* _THE PROBLEM_:
Each line of the listing that contains the word "JSON" is to be copied.
== RECORDS TO USE ==
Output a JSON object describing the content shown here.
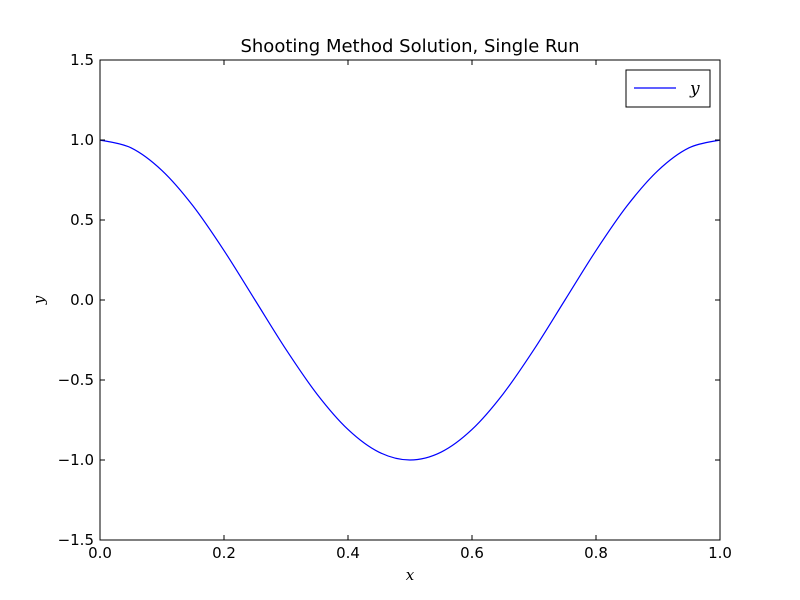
{
  "chart_data": {
    "type": "line",
    "title": "Shooting Method Solution, Single Run",
    "xlabel": "x",
    "ylabel": "y",
    "xlim": [
      0.0,
      1.0
    ],
    "ylim": [
      -1.5,
      1.5
    ],
    "xticks": [
      0.0,
      0.2,
      0.4,
      0.6,
      0.8,
      1.0
    ],
    "xtick_labels": [
      "0.0",
      "0.2",
      "0.4",
      "0.6",
      "0.8",
      "1.0"
    ],
    "yticks": [
      -1.5,
      -1.0,
      -0.5,
      0.0,
      0.5,
      1.0,
      1.5
    ],
    "ytick_labels": [
      "−1.5",
      "−1.0",
      "−0.5",
      "0.0",
      "0.5",
      "1.0",
      "1.5"
    ],
    "grid": false,
    "legend": {
      "position": "top-right",
      "entries": [
        "y"
      ]
    },
    "series": [
      {
        "name": "y",
        "color": "#0000ff",
        "x": [
          0.0,
          0.05,
          0.1,
          0.15,
          0.2,
          0.25,
          0.3,
          0.35,
          0.4,
          0.45,
          0.5,
          0.55,
          0.6,
          0.65,
          0.7,
          0.75,
          0.8,
          0.85,
          0.9,
          0.95,
          1.0
        ],
        "y": [
          1.0,
          0.951,
          0.809,
          0.588,
          0.309,
          0.0,
          -0.309,
          -0.588,
          -0.809,
          -0.951,
          -1.0,
          -0.951,
          -0.809,
          -0.588,
          -0.309,
          0.0,
          0.309,
          0.588,
          0.809,
          0.951,
          1.0
        ]
      }
    ]
  }
}
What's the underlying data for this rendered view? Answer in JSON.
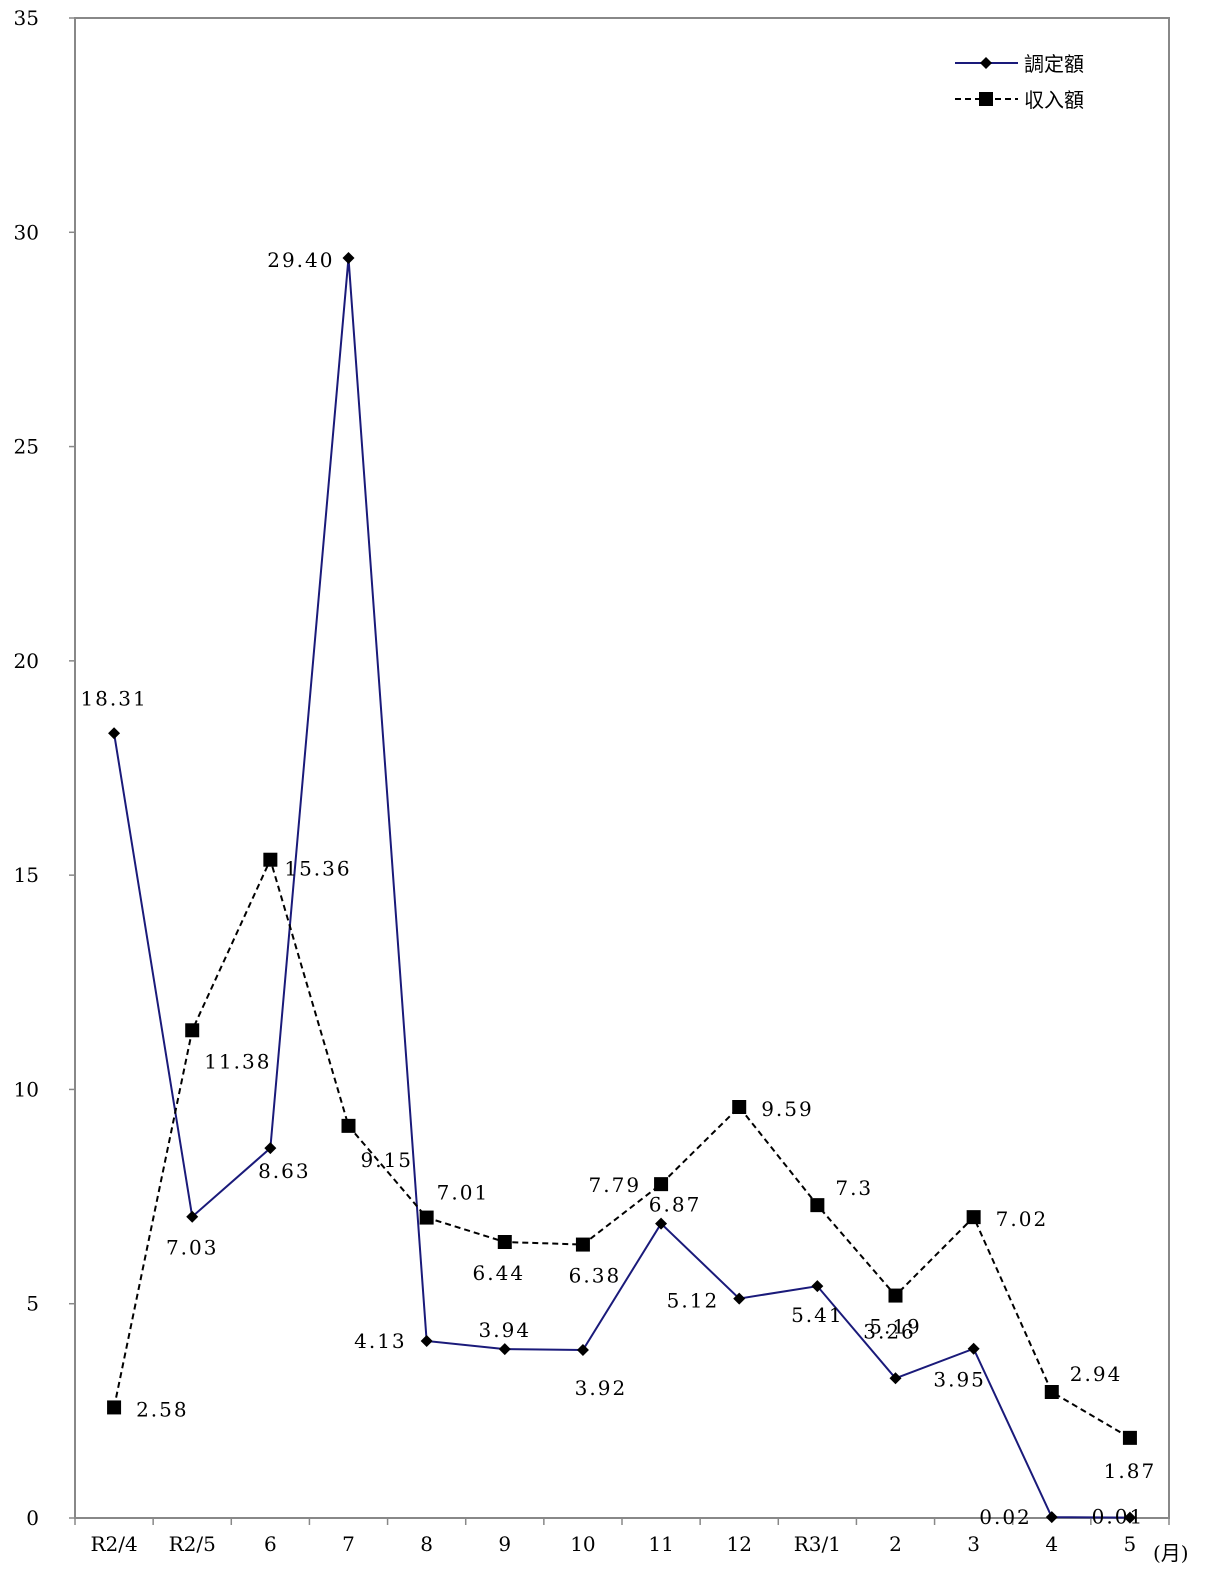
{
  "chart_data": {
    "type": "line",
    "categories": [
      "R2/4",
      "R2/5",
      "6",
      "7",
      "8",
      "9",
      "10",
      "11",
      "12",
      "R3/1",
      "2",
      "3",
      "4",
      "5"
    ],
    "x_unit": "(月)",
    "ylim": [
      0,
      35
    ],
    "yticks": [
      0,
      5,
      10,
      15,
      20,
      25,
      30,
      35
    ],
    "grid": false,
    "legend_position": "top-right",
    "series": [
      {
        "name": "調定額",
        "color": "#1a1a7a",
        "line": "solid",
        "marker": "diamond",
        "values": [
          18.31,
          7.03,
          8.63,
          29.4,
          4.13,
          3.94,
          3.92,
          6.87,
          5.12,
          5.41,
          3.26,
          3.95,
          0.02,
          0.01
        ],
        "labels": [
          "18.31",
          "7.03",
          "8.63",
          "29.40",
          "4.13",
          "3.94",
          "3.92",
          "6.87",
          "5.12",
          "5.41",
          "3.26",
          "3.95",
          "0.02",
          "0.01"
        ]
      },
      {
        "name": "収入額",
        "color": "#000000",
        "line": "dashed",
        "marker": "square",
        "values": [
          2.58,
          11.38,
          15.36,
          9.15,
          7.01,
          6.44,
          6.38,
          7.79,
          9.59,
          7.3,
          5.19,
          7.02,
          2.94,
          1.87
        ],
        "labels": [
          "2.58",
          "11.38",
          "15.36",
          "9.15",
          "7.01",
          "6.44",
          "6.38",
          "7.79",
          "9.59",
          "7.3",
          "5.19",
          "7.02",
          "2.94",
          "1.87"
        ]
      }
    ]
  }
}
===
* _FINISHED TASK_:
Output a JSON object describing the content shown here.
What's the underlying data for this rendered view? Answer in JSON.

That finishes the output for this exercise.